State how many lines in the material below contain the string "accuracy", treating uppercase and lowercase letters as distinct. Provide only the number.

[begin Task inputs]

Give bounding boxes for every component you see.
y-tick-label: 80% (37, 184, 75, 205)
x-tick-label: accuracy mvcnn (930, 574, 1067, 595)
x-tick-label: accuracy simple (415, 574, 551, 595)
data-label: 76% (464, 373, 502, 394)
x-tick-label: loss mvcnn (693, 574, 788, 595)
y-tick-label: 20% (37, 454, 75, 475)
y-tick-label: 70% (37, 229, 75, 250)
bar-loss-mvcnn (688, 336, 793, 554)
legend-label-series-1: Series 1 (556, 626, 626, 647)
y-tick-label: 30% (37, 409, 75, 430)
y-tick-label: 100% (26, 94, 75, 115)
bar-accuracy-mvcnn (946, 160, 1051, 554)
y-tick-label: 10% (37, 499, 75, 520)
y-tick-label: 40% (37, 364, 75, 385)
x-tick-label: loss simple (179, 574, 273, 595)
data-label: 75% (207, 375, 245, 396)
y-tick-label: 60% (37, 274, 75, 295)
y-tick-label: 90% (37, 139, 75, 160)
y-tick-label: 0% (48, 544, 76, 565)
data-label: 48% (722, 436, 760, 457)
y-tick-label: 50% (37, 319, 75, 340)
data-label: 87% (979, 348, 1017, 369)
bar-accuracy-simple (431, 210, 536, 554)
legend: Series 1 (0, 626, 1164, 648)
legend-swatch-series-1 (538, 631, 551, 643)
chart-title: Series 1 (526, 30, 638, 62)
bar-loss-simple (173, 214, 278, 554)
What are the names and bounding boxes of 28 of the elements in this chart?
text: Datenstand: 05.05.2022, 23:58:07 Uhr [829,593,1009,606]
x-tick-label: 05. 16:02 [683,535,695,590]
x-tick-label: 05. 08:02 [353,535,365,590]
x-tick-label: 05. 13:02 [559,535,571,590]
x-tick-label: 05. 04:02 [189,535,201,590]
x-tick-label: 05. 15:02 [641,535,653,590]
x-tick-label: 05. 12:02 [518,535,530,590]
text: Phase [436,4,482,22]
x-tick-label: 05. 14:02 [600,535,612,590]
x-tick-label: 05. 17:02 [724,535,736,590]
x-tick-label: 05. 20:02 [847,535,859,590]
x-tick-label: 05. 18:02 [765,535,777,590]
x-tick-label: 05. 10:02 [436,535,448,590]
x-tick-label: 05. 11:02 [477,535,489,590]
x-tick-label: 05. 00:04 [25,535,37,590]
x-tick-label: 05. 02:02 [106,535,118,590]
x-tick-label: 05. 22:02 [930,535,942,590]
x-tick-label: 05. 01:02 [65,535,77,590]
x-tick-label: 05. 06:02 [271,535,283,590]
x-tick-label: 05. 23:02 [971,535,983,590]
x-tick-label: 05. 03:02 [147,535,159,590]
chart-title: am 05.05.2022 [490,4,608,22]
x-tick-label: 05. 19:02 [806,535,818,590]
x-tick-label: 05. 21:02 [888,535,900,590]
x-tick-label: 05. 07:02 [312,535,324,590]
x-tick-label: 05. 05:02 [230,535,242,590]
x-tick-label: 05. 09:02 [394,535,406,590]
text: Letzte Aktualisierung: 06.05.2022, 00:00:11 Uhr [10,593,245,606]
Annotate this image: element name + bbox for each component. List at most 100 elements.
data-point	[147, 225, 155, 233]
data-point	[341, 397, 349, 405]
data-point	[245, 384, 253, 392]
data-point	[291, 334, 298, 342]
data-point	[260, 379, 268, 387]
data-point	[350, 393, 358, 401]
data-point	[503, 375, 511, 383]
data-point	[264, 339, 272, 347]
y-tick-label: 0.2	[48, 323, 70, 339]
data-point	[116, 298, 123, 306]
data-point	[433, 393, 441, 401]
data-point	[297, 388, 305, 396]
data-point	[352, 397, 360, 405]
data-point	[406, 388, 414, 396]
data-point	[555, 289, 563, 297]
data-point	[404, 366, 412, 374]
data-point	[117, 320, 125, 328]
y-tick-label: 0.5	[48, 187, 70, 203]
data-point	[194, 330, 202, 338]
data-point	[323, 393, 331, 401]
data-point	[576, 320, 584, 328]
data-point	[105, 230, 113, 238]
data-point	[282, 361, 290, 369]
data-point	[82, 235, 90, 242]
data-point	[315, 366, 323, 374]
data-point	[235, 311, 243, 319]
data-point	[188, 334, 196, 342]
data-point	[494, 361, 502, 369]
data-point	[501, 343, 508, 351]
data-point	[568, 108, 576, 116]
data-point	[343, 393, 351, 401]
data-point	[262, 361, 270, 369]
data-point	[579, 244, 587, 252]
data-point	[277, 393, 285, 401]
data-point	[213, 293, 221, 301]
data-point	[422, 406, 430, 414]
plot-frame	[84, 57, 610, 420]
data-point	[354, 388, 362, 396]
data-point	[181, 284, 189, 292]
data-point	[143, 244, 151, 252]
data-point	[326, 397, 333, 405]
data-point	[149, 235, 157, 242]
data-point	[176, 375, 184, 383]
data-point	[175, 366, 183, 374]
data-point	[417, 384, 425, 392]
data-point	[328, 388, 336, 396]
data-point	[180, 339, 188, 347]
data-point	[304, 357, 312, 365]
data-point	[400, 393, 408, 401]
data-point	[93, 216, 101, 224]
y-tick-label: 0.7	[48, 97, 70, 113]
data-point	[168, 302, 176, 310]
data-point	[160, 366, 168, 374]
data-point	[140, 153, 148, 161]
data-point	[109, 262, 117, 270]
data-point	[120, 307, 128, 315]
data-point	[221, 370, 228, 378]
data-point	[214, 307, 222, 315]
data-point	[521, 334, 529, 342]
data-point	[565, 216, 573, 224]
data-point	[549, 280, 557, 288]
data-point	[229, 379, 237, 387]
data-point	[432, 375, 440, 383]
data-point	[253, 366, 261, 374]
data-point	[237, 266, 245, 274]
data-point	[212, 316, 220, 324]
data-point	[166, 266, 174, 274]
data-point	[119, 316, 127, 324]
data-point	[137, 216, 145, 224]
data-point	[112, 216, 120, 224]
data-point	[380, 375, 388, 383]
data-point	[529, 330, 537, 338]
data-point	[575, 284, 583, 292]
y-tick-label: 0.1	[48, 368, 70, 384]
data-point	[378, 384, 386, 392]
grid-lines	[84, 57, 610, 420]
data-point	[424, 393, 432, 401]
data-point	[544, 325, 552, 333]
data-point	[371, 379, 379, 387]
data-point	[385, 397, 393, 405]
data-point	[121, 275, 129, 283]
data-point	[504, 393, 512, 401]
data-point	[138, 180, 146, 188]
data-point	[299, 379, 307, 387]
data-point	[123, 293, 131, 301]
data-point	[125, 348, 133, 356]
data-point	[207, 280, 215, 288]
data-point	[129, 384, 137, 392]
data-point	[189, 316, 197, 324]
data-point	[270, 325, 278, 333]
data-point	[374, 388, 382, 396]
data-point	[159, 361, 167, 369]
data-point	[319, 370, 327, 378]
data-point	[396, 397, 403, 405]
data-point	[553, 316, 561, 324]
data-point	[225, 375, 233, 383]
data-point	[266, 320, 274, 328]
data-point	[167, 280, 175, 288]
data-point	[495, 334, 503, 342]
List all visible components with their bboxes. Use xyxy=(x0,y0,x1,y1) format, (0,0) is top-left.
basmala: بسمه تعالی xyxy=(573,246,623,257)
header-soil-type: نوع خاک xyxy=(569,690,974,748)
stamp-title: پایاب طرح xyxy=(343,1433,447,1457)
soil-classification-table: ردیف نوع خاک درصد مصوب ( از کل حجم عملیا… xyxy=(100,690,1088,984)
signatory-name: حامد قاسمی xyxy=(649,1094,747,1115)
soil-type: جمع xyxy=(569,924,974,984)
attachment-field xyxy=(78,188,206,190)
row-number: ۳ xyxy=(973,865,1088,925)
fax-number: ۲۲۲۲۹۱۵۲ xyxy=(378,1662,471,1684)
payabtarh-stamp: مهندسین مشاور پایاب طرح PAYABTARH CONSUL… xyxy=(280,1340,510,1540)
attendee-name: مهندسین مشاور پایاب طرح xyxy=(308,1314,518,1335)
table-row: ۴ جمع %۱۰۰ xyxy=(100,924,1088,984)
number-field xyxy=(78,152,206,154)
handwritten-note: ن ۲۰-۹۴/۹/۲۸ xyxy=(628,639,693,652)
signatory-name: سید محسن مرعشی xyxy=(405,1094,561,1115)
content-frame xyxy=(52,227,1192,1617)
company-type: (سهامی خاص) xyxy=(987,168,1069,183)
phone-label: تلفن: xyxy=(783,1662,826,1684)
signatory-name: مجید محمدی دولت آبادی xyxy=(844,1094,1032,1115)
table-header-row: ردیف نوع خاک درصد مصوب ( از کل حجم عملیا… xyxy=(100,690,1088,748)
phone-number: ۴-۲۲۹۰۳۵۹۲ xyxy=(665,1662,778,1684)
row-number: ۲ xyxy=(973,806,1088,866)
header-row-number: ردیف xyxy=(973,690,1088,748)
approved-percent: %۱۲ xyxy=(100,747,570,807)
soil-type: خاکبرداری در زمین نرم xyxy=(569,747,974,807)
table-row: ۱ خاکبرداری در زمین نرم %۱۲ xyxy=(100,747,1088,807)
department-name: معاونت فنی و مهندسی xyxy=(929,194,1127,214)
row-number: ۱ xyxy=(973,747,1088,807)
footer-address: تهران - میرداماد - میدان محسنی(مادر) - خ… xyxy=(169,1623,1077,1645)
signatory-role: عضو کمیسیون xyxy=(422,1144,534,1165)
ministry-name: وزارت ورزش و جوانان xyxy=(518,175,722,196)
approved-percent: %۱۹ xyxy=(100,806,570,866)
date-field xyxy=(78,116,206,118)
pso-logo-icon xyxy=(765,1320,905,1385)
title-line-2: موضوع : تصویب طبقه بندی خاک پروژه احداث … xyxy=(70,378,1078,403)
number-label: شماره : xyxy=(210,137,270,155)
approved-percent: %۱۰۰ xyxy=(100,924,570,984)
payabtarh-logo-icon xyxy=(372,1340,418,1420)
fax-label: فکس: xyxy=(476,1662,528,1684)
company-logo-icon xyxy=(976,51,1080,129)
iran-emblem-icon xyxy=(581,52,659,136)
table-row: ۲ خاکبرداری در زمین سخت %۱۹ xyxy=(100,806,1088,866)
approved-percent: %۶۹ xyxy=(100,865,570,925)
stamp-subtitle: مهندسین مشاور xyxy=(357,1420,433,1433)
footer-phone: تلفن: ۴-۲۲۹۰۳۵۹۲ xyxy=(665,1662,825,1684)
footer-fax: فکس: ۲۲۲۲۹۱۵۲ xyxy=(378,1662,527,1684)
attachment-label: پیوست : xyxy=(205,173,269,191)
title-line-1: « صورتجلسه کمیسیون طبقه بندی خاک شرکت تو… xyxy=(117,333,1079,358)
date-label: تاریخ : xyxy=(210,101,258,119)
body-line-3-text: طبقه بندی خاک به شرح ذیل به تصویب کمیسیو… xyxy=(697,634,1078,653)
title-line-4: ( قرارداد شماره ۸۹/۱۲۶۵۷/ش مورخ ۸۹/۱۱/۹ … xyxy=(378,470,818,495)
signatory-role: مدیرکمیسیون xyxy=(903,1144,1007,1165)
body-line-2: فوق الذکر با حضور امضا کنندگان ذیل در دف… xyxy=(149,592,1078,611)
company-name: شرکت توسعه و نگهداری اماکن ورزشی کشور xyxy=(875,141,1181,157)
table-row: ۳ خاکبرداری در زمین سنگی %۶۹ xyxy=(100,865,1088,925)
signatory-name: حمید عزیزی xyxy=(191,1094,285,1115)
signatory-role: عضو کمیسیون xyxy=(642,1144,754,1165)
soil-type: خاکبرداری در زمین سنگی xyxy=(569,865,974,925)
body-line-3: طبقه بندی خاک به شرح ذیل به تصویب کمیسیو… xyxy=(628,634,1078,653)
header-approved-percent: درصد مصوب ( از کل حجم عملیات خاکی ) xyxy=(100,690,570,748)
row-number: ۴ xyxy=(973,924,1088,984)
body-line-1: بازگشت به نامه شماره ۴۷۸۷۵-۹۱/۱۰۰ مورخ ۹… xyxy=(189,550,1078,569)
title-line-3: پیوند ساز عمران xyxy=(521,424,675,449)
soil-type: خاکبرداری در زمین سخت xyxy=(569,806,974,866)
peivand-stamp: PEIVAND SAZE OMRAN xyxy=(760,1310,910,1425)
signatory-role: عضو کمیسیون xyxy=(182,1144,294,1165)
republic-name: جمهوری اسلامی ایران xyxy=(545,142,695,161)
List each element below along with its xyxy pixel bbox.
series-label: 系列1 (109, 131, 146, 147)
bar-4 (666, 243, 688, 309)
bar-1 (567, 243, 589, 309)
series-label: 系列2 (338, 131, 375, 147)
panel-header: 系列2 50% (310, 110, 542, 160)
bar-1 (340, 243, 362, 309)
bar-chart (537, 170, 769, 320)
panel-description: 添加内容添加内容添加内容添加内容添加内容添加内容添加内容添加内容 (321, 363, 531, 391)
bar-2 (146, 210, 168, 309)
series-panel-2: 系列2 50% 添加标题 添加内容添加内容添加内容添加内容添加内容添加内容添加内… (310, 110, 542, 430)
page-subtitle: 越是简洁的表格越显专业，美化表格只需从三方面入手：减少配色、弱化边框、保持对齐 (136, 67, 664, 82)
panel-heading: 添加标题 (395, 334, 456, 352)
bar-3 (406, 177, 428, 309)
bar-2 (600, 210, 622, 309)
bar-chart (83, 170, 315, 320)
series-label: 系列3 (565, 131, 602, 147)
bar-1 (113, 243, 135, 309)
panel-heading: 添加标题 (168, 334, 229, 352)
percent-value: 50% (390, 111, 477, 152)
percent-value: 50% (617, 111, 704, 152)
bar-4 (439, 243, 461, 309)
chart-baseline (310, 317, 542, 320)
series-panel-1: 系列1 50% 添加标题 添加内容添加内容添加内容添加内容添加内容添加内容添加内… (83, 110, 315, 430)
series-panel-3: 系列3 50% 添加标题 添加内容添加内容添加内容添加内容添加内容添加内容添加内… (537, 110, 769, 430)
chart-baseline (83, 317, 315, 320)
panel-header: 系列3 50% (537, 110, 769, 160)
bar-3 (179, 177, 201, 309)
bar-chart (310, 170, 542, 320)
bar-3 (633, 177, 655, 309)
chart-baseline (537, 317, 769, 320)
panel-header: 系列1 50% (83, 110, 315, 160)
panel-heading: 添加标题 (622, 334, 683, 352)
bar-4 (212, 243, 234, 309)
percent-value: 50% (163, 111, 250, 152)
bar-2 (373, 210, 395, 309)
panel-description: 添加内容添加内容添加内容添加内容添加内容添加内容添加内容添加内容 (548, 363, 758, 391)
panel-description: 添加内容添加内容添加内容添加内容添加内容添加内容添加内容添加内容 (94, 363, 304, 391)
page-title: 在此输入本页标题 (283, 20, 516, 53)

[end Task inputs]

→ Result for this task
4